Written problem
Each line of the material below should be reproduced exactly.

Exercise materials
++++++++++++++++++++

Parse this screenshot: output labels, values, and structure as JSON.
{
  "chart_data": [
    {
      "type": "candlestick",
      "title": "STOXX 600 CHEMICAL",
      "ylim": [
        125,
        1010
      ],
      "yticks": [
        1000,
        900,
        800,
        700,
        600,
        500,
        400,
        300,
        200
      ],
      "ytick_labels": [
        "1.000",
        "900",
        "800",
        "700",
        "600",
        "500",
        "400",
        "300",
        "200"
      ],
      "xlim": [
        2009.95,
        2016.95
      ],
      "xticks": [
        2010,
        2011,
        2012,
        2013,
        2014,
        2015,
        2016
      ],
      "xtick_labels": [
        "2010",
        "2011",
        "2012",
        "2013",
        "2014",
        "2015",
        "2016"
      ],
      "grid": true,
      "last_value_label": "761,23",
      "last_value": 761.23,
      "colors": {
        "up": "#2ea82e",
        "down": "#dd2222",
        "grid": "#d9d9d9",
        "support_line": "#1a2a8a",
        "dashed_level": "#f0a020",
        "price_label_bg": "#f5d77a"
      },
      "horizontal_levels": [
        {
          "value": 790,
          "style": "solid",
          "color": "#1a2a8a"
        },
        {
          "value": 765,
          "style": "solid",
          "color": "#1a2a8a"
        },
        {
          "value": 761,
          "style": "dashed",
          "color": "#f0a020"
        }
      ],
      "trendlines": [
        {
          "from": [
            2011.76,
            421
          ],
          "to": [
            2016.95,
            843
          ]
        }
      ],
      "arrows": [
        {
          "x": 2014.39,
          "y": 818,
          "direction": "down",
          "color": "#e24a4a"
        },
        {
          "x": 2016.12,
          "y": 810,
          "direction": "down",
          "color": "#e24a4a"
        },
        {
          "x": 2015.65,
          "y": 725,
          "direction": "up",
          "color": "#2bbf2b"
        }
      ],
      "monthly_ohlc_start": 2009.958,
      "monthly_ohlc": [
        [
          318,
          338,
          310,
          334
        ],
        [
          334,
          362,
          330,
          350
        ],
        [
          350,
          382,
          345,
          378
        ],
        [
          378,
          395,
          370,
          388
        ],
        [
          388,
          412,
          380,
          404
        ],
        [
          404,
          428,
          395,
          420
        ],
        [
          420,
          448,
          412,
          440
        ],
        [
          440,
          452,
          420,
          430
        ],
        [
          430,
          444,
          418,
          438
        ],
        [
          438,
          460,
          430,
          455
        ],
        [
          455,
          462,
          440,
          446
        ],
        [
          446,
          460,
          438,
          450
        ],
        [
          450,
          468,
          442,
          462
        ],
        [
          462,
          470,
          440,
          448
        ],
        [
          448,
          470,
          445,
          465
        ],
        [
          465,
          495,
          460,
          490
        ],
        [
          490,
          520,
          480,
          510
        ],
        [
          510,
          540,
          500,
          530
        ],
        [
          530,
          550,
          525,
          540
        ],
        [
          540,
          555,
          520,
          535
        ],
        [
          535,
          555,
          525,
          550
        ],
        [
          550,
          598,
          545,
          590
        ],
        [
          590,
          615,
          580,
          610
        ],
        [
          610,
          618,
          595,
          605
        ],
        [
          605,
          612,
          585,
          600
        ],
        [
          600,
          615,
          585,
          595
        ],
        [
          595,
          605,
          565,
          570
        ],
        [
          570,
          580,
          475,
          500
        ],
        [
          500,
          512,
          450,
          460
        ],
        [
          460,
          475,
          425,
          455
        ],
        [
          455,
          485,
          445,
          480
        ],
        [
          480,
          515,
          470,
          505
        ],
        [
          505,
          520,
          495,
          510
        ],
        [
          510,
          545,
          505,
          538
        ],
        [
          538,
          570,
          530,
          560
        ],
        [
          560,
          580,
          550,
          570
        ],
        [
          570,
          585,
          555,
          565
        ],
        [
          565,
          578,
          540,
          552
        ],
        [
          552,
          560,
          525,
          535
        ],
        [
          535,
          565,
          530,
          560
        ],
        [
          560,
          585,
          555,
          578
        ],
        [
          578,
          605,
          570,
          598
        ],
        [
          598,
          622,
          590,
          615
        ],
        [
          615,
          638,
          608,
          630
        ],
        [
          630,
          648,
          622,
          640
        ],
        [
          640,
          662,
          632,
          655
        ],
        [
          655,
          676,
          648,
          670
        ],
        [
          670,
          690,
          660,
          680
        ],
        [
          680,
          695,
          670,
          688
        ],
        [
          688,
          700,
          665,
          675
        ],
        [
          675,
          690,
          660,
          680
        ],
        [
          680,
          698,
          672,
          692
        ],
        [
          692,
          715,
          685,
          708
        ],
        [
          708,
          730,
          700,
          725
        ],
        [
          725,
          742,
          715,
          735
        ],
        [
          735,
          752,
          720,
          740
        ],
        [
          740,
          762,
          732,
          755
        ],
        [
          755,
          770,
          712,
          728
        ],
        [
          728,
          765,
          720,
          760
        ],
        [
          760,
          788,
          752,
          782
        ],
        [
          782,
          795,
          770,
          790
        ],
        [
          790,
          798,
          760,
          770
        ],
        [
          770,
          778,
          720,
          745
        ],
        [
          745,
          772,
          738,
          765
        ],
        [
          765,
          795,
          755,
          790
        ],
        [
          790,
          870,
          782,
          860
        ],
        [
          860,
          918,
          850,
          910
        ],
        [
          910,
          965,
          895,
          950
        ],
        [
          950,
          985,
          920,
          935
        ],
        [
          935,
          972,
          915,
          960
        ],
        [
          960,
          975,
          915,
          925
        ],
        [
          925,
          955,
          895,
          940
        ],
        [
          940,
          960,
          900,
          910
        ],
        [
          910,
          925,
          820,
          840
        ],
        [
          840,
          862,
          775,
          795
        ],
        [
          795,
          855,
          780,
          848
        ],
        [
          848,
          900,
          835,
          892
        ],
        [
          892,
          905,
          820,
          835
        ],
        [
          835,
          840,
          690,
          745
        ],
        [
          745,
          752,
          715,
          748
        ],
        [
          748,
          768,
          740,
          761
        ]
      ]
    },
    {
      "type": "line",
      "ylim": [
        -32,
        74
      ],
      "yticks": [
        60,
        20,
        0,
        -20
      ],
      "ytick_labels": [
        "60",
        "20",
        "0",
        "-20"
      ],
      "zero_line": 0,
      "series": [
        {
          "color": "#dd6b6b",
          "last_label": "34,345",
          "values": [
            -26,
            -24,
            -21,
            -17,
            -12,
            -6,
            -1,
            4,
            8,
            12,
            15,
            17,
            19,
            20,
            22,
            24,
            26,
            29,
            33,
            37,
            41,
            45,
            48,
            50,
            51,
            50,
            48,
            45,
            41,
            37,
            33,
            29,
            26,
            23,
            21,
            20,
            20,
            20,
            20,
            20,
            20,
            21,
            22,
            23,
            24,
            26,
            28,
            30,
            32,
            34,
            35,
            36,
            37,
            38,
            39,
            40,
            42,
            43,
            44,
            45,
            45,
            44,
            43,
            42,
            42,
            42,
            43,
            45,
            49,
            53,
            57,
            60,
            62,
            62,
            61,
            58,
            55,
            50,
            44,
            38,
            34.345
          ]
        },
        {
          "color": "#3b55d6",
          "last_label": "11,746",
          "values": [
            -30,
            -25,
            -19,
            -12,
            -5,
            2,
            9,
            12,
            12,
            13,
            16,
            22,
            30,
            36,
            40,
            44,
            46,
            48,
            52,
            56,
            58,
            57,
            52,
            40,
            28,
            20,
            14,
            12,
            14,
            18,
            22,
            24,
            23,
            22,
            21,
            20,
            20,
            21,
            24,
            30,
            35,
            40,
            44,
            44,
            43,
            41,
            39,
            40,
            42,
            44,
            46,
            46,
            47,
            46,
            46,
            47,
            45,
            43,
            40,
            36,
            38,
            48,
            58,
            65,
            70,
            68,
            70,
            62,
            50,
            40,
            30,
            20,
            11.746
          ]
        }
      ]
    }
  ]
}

++++++++++++++++++++

Solution
Parse this screenshot: output labels, values, and structure as JSON.
{
  "chart_data": [
    {
      "type": "candlestick",
      "title": "STOXX 600 CHEMICAL",
      "ylim": [
        125,
        1010
      ],
      "yticks": [
        1000,
        900,
        800,
        700,
        600,
        500,
        400,
        300,
        200
      ],
      "ytick_labels": [
        "1.000",
        "900",
        "800",
        "700",
        "600",
        "500",
        "400",
        "300",
        "200"
      ],
      "xlim": [
        2009.95,
        2016.95
      ],
      "xticks": [
        2010,
        2011,
        2012,
        2013,
        2014,
        2015,
        2016
      ],
      "xtick_labels": [
        "2010",
        "2011",
        "2012",
        "2013",
        "2014",
        "2015",
        "2016"
      ],
      "grid": true,
      "last_value_label": "761,23",
      "last_value": 761.23,
      "colors": {
        "up": "#2ea82e",
        "down": "#dd2222",
        "grid": "#d9d9d9",
        "support_line": "#1a2a8a",
        "dashed_level": "#f0a020",
        "price_label_bg": "#f5d77a"
      },
      "horizontal_levels": [
        {
          "value": 790,
          "style": "solid",
          "color": "#1a2a8a"
        },
        {
          "value": 765,
          "style": "solid",
          "color": "#1a2a8a"
        },
        {
          "value": 761,
          "style": "dashed",
          "color": "#f0a020"
        }
      ],
      "trendlines": [
        {
          "from": [
            2011.76,
            421
          ],
          "to": [
            2016.95,
            843
          ]
        }
      ],
      "arrows": [
        {
          "x": 2014.39,
          "y": 818,
          "direction": "down",
          "color": "#e24a4a"
        },
        {
          "x": 2016.12,
          "y": 810,
          "direction": "down",
          "color": "#e24a4a"
        },
        {
          "x": 2015.65,
          "y": 725,
          "direction": "up",
          "color": "#2bbf2b"
        }
      ],
      "monthly_ohlc_start": 2009.958,
      "monthly_ohlc": [
        [
          318,
          338,
          310,
          334
        ],
        [
          334,
          362,
          330,
          350
        ],
        [
          350,
          382,
          345,
          378
        ],
        [
          378,
          395,
          370,
          388
        ],
        [
          388,
          412,
          380,
          404
        ],
        [
          404,
          428,
          395,
          420
        ],
        [
          420,
          448,
          412,
          440
        ],
        [
          440,
          452,
          420,
          430
        ],
        [
          430,
          444,
          418,
          438
        ],
        [
          438,
          460,
          430,
          455
        ],
        [
          455,
          462,
          440,
          446
        ],
        [
          446,
          460,
          438,
          450
        ],
        [
          450,
          468,
          442,
          462
        ],
        [
          462,
          470,
          440,
          448
        ],
        [
          448,
          470,
          445,
          465
        ],
        [
          465,
          495,
          460,
          490
        ],
        [
          490,
          520,
          480,
          510
        ],
        [
          510,
          540,
          500,
          530
        ],
        [
          530,
          550,
          525,
          540
        ],
        [
          540,
          555,
          520,
          535
        ],
        [
          535,
          555,
          525,
          550
        ],
        [
          550,
          598,
          545,
          590
        ],
        [
          590,
          615,
          580,
          610
        ],
        [
          610,
          618,
          595,
          605
        ],
        [
          605,
          612,
          585,
          600
        ],
        [
          600,
          615,
          585,
          595
        ],
        [
          595,
          605,
          565,
          570
        ],
        [
          570,
          580,
          475,
          500
        ],
        [
          500,
          512,
          450,
          460
        ],
        [
          460,
          475,
          425,
          455
        ],
        [
          455,
          485,
          445,
          480
        ],
        [
          480,
          515,
          470,
          505
        ],
        [
          505,
          520,
          495,
          510
        ],
        [
          510,
          545,
          505,
          538
        ],
        [
          538,
          570,
          530,
          560
        ],
        [
          560,
          580,
          550,
          570
        ],
        [
          570,
          585,
          555,
          565
        ],
        [
          565,
          578,
          540,
          552
        ],
        [
          552,
          560,
          525,
          535
        ],
        [
          535,
          565,
          530,
          560
        ],
        [
          560,
          585,
          555,
          578
        ],
        [
          578,
          605,
          570,
          598
        ],
        [
          598,
          622,
          590,
          615
        ],
        [
          615,
          638,
          608,
          630
        ],
        [
          630,
          648,
          622,
          640
        ],
        [
          640,
          662,
          632,
          655
        ],
        [
          655,
          676,
          648,
          670
        ],
        [
          670,
          690,
          660,
          680
        ],
        [
          680,
          695,
          670,
          688
        ],
        [
          688,
          700,
          665,
          675
        ],
        [
          675,
          690,
          660,
          680
        ],
        [
          680,
          698,
          672,
          692
        ],
        [
          692,
          715,
          685,
          708
        ],
        [
          708,
          730,
          700,
          725
        ],
        [
          725,
          742,
          715,
          735
        ],
        [
          735,
          752,
          720,
          740
        ],
        [
          740,
          762,
          732,
          755
        ],
        [
          755,
          770,
          712,
          728
        ],
        [
          728,
          765,
          720,
          760
        ],
        [
          760,
          788,
          752,
          782
        ],
        [
          782,
          795,
          770,
          790
        ],
        [
          790,
          798,
          760,
          770
        ],
        [
          770,
          778,
          720,
          745
        ],
        [
          745,
          772,
          738,
          765
        ],
        [
          765,
          795,
          755,
          790
        ],
        [
          790,
          870,
          782,
          860
        ],
        [
          860,
          918,
          850,
          910
        ],
        [
          910,
          965,
          895,
          950
        ],
        [
          950,
          985,
          920,
          935
        ],
        [
          935,
          972,
          915,
          960
        ],
        [
          960,
          975,
          915,
          925
        ],
        [
          925,
          955,
          895,
          940
        ],
        [
          940,
          960,
          900,
          910
        ],
        [
          910,
          925,
          820,
          840
        ],
        [
          840,
          862,
          775,
          795
        ],
        [
          795,
          855,
          780,
          848
        ],
        [
          848,
          900,
          835,
          892
        ],
        [
          892,
          905,
          820,
          835
        ],
        [
          835,
          840,
          690,
          745
        ],
        [
          745,
          752,
          715,
          748
        ],
        [
          748,
          768,
          740,
          761
        ]
      ]
    },
    {
      "type": "line",
      "ylim": [
        -32,
        74
      ],
      "yticks": [
        60,
        20,
        0,
        -20
      ],
      "ytick_labels": [
        "60",
        "20",
        "0",
        "-20"
      ],
      "zero_line": 0,
      "series": [
        {
          "color": "#dd6b6b",
          "last_label": "34,345",
          "values": [
            -26,
            -24,
            -21,
            -17,
            -12,
            -6,
            -1,
            4,
            8,
            12,
            15,
            17,
            19,
            20,
            22,
            24,
            26,
            29,
            33,
            37,
            41,
            45,
            48,
            50,
            51,
            50,
            48,
            45,
            41,
            37,
            33,
            29,
            26,
            23,
            21,
            20,
            20,
            20,
            20,
            20,
            20,
            21,
            22,
            23,
            24,
            26,
            28,
            30,
            32,
            34,
            35,
            36,
            37,
            38,
            39,
            40,
            42,
            43,
            44,
            45,
            45,
            44,
            43,
            42,
            42,
            42,
            43,
            45,
            49,
            53,
            57,
            60,
            62,
            62,
            61,
            58,
            55,
            50,
            44,
            38,
            34.345
          ]
        },
        {
          "color": "#3b55d6",
          "last_label": "11,746",
          "values": [
            -30,
            -25,
            -19,
            -12,
            -5,
            2,
            9,
            12,
            12,
            13,
            16,
            22,
            30,
            36,
            40,
            44,
            46,
            48,
            52,
            56,
            58,
            57,
            52,
            40,
            28,
            20,
            14,
            12,
            14,
            18,
            22,
            24,
            23,
            22,
            21,
            20,
            20,
            21,
            24,
            30,
            35,
            40,
            44,
            44,
            43,
            41,
            39,
            40,
            42,
            44,
            46,
            46,
            47,
            46,
            46,
            47,
            45,
            43,
            40,
            36,
            38,
            48,
            58,
            65,
            70,
            68,
            70,
            62,
            50,
            40,
            30,
            20,
            11.746
          ]
        }
      ]
    }
  ]
}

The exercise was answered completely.